Directions for this task => Filter this data down to the lines that hold "구인자와", and copy them.

Data for this task =>
==============================

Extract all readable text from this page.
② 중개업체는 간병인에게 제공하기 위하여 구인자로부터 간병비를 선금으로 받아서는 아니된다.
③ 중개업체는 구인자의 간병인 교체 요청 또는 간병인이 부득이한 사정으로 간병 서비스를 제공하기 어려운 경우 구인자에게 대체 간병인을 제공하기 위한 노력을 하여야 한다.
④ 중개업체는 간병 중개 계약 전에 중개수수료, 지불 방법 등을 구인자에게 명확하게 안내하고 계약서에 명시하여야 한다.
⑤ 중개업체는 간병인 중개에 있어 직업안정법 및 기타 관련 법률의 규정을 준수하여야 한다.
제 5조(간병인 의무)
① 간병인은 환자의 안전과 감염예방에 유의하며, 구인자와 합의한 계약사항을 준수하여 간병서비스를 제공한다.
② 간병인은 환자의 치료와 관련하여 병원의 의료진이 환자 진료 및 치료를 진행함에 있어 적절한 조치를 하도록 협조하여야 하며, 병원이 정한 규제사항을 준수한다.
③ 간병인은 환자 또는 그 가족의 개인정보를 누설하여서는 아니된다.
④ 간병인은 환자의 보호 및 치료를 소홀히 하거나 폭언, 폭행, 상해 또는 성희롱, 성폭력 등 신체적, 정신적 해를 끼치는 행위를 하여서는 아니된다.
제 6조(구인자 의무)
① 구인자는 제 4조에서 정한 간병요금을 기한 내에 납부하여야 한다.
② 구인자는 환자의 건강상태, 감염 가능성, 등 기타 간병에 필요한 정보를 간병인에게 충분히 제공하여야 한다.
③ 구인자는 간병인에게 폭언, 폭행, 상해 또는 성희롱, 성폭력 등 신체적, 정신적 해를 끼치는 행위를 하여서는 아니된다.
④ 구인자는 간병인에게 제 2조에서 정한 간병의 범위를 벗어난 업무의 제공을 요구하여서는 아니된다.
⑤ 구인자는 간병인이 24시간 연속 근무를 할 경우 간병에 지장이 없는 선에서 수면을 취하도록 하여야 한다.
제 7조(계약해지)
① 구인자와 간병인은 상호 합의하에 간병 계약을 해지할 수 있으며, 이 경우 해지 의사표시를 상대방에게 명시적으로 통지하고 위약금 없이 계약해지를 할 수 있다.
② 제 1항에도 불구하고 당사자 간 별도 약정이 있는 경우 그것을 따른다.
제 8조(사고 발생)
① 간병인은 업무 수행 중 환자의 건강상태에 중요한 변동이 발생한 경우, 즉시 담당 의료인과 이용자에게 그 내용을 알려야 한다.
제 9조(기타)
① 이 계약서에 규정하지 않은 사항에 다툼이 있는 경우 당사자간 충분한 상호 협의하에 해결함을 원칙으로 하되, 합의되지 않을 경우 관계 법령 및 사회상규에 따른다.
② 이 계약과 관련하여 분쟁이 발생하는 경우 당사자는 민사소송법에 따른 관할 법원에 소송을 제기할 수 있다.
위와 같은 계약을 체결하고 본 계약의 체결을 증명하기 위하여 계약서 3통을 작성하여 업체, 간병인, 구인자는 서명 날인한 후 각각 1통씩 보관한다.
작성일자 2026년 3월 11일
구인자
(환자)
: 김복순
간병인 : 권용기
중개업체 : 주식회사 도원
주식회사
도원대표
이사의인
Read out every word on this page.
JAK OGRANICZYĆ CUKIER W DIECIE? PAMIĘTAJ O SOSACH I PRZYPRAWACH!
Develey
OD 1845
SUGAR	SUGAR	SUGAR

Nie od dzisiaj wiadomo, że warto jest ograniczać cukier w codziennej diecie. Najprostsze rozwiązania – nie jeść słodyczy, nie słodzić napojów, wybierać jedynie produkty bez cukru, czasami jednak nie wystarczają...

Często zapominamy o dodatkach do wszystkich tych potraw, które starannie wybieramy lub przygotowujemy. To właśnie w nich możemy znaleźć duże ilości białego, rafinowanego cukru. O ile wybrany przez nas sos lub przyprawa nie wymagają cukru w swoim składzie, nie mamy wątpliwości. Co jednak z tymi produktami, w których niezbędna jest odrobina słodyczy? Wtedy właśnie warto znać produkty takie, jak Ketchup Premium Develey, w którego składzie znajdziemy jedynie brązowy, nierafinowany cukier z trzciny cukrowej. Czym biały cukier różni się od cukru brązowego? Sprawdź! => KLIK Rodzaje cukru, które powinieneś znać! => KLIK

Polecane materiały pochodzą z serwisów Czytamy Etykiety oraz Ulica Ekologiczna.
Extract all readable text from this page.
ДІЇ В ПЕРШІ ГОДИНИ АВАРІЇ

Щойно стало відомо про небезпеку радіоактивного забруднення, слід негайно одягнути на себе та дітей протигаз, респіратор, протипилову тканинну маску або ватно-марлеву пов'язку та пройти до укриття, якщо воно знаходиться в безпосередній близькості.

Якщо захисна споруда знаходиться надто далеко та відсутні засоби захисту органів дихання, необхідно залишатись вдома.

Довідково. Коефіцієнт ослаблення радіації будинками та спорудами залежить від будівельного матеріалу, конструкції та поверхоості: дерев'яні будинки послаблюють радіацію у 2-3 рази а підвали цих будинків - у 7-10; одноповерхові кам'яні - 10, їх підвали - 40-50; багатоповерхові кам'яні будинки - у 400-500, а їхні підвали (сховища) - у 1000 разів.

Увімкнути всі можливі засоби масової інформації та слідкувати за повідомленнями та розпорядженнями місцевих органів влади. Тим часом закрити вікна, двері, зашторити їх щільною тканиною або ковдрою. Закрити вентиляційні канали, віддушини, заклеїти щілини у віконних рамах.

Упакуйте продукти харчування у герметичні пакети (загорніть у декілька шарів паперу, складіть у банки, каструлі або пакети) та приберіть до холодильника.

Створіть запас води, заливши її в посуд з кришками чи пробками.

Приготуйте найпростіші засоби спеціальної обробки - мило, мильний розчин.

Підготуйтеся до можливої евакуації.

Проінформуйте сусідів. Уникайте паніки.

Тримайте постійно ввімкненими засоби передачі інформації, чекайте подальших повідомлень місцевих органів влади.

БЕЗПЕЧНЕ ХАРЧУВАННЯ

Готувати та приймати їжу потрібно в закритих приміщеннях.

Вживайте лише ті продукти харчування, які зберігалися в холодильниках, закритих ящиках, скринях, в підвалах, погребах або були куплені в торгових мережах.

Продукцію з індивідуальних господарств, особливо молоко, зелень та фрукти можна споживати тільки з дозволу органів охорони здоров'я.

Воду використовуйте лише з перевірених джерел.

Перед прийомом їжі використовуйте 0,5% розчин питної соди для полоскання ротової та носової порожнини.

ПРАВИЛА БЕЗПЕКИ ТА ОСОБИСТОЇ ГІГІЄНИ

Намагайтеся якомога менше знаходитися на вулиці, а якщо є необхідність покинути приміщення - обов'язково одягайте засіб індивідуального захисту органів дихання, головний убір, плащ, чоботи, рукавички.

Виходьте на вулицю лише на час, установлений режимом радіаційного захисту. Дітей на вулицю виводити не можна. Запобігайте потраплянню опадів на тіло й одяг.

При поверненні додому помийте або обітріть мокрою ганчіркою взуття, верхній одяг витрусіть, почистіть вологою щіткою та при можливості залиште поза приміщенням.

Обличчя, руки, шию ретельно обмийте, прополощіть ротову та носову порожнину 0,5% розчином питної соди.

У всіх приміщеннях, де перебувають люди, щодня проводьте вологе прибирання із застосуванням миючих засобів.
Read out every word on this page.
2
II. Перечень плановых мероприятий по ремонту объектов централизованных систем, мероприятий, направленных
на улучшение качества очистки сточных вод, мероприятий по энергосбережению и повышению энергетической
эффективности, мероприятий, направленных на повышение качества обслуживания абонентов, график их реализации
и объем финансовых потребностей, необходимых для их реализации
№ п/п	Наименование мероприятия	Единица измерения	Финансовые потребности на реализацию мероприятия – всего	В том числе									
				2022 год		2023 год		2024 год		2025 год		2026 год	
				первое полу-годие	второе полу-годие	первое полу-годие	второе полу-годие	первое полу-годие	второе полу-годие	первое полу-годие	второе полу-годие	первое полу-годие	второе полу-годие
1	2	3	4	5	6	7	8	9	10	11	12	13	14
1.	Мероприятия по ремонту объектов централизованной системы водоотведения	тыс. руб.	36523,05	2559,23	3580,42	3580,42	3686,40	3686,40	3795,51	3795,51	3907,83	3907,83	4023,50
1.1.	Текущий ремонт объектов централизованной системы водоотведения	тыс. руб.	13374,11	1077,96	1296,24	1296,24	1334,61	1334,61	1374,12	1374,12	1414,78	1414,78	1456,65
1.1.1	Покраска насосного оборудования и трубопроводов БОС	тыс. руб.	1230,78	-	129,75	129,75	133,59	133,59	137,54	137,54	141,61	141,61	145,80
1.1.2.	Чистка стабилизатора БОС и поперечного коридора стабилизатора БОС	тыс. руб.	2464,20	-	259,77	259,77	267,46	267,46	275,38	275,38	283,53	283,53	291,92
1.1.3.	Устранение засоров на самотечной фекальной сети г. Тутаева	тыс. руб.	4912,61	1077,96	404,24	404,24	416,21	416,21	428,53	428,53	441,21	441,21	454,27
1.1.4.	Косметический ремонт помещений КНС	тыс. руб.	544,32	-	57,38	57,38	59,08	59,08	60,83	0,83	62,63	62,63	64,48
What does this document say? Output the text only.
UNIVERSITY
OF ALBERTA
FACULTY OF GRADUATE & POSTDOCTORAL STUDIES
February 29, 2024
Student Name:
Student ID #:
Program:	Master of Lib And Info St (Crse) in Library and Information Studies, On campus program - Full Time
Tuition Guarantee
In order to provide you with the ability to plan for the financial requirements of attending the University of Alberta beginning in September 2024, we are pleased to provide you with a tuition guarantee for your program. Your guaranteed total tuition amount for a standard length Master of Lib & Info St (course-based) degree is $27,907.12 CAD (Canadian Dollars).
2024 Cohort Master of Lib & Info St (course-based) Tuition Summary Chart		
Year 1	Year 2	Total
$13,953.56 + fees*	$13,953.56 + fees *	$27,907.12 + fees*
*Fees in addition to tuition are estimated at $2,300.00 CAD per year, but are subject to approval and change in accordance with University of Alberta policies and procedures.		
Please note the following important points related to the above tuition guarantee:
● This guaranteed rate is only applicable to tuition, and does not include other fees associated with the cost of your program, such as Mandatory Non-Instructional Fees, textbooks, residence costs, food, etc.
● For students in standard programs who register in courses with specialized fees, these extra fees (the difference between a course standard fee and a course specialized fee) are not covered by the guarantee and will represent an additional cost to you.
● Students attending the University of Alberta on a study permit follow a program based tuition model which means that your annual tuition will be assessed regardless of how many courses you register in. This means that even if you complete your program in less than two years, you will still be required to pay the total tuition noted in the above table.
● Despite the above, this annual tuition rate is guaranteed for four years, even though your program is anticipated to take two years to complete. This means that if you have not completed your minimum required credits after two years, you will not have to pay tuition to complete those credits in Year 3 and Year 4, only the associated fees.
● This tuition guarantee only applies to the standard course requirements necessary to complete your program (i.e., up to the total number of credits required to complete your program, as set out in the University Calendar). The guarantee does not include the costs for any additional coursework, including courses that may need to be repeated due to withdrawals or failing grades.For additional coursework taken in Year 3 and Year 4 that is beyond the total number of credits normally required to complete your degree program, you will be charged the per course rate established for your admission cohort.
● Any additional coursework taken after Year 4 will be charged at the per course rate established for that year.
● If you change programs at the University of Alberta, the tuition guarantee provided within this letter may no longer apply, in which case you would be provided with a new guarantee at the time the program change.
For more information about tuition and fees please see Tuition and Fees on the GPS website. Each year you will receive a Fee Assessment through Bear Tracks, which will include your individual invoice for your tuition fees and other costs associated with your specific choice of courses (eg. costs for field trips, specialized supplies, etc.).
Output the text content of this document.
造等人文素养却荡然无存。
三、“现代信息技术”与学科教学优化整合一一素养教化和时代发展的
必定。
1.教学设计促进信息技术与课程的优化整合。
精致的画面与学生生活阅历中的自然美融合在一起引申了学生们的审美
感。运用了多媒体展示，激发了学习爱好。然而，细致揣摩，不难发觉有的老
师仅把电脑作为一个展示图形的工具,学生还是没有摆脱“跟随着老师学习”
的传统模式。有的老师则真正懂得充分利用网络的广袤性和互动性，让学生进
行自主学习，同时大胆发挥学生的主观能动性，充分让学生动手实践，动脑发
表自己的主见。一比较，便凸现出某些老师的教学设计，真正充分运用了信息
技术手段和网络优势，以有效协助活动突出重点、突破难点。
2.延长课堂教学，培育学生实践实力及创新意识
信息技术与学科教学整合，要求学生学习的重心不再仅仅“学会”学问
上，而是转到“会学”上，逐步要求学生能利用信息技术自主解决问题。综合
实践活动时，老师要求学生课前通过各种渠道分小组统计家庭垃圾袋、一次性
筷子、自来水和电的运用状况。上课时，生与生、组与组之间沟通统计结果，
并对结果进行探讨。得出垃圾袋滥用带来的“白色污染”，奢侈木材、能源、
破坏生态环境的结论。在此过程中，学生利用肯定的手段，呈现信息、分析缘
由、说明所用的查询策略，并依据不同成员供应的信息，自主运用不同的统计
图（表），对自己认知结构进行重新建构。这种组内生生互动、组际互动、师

==============================

Written solution =>
① 간병인은 환자의 안전과 감염예방에 유의하며, 구인자와 합의한 계약사항을 준수하여 간병서비스를 제공한다.
① 구인자와 간병인은 상호 합의하에 간병 계약을 해지할 수 있으며, 이 경우 해지 의사표시를 상대방에게 명시적으로 통지하고 위약금 없이 계약해지를 할 수 있다.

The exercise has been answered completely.